### TASK OBJECTIVE
Scan the lines below for the string "text" and report how many lines contain it, giving only the number.

>> BEGIN

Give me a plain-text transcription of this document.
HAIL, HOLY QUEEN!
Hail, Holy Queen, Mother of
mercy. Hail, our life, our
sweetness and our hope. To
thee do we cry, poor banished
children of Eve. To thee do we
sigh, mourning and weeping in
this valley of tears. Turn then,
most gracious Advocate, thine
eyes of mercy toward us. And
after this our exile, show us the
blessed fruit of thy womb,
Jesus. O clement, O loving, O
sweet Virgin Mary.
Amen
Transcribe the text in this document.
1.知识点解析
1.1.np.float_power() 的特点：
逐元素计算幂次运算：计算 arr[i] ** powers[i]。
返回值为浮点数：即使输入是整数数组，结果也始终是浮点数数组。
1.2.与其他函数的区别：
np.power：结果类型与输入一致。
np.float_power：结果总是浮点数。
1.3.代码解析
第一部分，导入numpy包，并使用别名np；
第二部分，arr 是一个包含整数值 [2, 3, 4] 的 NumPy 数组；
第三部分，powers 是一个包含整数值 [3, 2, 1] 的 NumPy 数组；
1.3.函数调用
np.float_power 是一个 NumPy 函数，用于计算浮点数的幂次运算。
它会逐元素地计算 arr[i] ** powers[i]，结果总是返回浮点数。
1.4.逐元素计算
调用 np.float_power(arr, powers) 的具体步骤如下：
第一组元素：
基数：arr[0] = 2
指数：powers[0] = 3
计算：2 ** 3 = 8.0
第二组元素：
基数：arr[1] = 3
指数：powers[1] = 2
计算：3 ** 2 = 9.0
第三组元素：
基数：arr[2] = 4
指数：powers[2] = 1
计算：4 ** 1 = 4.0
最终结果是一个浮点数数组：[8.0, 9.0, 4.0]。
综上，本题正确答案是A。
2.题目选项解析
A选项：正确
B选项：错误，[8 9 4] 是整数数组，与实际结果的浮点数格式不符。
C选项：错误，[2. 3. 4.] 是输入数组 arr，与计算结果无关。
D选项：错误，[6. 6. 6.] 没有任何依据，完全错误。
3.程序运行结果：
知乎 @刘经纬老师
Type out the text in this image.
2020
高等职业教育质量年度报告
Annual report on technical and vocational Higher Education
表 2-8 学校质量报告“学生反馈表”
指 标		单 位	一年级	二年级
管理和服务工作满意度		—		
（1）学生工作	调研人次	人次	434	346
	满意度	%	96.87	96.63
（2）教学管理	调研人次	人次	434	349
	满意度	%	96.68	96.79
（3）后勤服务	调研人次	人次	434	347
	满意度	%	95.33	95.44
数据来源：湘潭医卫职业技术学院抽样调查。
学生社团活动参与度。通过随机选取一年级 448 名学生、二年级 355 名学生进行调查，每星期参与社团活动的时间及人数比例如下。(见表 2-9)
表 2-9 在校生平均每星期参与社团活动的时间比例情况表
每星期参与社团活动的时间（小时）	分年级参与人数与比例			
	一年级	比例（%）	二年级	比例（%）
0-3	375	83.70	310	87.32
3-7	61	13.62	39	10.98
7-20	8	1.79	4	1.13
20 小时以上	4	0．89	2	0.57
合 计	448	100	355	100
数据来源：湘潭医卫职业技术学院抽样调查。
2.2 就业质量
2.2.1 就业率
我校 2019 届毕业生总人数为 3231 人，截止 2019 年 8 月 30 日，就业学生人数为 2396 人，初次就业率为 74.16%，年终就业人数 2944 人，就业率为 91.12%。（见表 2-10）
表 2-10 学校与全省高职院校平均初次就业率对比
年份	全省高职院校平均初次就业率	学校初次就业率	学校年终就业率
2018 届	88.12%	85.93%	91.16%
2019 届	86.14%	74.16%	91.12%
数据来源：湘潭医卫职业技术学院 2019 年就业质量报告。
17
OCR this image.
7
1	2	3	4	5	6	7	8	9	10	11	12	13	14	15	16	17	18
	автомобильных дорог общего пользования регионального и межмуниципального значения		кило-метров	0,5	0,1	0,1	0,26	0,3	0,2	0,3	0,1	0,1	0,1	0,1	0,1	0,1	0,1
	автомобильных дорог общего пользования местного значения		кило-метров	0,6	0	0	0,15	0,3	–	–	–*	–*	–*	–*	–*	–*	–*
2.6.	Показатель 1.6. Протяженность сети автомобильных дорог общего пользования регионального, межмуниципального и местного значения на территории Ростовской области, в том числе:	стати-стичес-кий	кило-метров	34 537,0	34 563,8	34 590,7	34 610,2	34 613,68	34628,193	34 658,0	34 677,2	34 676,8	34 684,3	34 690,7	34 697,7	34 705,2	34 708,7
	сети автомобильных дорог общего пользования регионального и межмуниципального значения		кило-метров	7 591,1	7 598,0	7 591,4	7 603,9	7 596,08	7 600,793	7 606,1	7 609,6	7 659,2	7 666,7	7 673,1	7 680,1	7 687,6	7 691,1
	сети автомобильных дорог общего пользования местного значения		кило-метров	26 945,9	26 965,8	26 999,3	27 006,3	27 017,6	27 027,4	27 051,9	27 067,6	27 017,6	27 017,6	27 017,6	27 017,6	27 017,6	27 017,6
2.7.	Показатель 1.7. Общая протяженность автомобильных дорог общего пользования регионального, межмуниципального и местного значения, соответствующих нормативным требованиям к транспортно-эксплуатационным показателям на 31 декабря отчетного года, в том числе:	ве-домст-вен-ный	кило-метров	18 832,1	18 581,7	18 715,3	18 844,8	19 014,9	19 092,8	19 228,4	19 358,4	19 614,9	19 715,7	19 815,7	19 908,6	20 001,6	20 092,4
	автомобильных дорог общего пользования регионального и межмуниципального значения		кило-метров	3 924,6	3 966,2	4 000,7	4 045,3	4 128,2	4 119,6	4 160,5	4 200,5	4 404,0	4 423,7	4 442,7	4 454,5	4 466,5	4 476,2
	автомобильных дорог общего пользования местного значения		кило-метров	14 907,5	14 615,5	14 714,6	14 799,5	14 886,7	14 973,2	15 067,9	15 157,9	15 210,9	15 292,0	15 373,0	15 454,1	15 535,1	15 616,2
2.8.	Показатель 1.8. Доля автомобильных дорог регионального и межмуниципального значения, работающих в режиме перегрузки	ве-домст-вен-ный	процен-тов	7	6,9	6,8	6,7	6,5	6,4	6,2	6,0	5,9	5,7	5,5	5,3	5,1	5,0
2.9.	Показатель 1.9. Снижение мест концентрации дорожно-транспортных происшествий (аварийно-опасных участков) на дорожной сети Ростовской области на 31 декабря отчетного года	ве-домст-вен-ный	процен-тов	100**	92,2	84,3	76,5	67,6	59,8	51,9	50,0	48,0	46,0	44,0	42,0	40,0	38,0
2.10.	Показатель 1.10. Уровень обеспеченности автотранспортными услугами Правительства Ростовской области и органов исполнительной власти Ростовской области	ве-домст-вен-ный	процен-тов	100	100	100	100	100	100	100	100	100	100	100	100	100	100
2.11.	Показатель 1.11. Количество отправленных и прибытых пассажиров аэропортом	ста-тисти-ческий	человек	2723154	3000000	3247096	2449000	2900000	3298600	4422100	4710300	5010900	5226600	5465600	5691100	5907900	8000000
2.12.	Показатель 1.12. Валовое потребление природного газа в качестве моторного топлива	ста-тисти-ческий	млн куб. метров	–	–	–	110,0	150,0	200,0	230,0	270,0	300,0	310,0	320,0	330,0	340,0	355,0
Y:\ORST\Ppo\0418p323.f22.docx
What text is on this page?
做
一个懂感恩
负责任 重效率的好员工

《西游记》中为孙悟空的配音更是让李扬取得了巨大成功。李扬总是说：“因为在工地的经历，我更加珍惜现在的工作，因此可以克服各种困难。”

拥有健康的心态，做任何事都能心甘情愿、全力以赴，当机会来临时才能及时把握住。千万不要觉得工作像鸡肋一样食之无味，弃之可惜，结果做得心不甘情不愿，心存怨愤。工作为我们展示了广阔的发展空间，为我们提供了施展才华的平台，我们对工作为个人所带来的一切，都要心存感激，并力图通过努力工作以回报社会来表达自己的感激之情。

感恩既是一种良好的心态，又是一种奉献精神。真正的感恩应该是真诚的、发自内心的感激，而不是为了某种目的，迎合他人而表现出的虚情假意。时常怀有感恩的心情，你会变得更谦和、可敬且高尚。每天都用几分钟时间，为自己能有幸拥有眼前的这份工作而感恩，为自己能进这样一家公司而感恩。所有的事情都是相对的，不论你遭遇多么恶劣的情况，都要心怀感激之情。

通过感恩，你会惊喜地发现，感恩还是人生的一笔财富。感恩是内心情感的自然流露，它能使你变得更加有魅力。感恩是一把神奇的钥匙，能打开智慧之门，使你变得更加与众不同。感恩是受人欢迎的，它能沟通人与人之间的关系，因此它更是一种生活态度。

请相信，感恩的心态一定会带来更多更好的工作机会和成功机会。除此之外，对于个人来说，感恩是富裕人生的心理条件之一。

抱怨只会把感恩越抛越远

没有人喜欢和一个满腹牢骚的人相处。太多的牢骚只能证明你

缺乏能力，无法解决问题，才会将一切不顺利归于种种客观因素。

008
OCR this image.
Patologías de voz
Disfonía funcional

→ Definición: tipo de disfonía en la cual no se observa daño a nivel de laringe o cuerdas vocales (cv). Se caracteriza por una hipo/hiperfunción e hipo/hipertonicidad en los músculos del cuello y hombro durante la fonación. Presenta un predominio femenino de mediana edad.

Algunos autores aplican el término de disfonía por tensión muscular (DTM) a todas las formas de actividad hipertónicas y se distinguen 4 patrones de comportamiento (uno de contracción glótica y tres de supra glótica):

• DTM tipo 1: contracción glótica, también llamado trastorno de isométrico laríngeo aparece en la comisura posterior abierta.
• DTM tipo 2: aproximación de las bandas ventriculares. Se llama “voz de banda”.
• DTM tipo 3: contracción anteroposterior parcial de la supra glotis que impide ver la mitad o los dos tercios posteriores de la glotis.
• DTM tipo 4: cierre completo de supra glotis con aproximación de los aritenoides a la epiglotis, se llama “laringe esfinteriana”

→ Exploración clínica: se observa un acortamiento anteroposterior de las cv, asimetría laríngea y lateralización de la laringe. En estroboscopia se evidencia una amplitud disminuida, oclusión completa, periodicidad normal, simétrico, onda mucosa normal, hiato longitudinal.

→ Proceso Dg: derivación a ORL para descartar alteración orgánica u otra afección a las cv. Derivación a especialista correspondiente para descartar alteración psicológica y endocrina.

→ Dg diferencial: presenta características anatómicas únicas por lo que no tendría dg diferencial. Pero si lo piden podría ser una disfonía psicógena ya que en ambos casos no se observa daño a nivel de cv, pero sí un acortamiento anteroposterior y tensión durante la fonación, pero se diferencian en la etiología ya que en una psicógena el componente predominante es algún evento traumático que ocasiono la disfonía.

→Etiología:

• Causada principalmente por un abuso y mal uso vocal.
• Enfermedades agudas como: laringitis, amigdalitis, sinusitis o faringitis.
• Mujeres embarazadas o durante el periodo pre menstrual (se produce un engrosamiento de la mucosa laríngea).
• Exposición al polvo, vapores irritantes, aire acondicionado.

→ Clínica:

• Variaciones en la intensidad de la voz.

>> END

### FINISHED ANSWER
4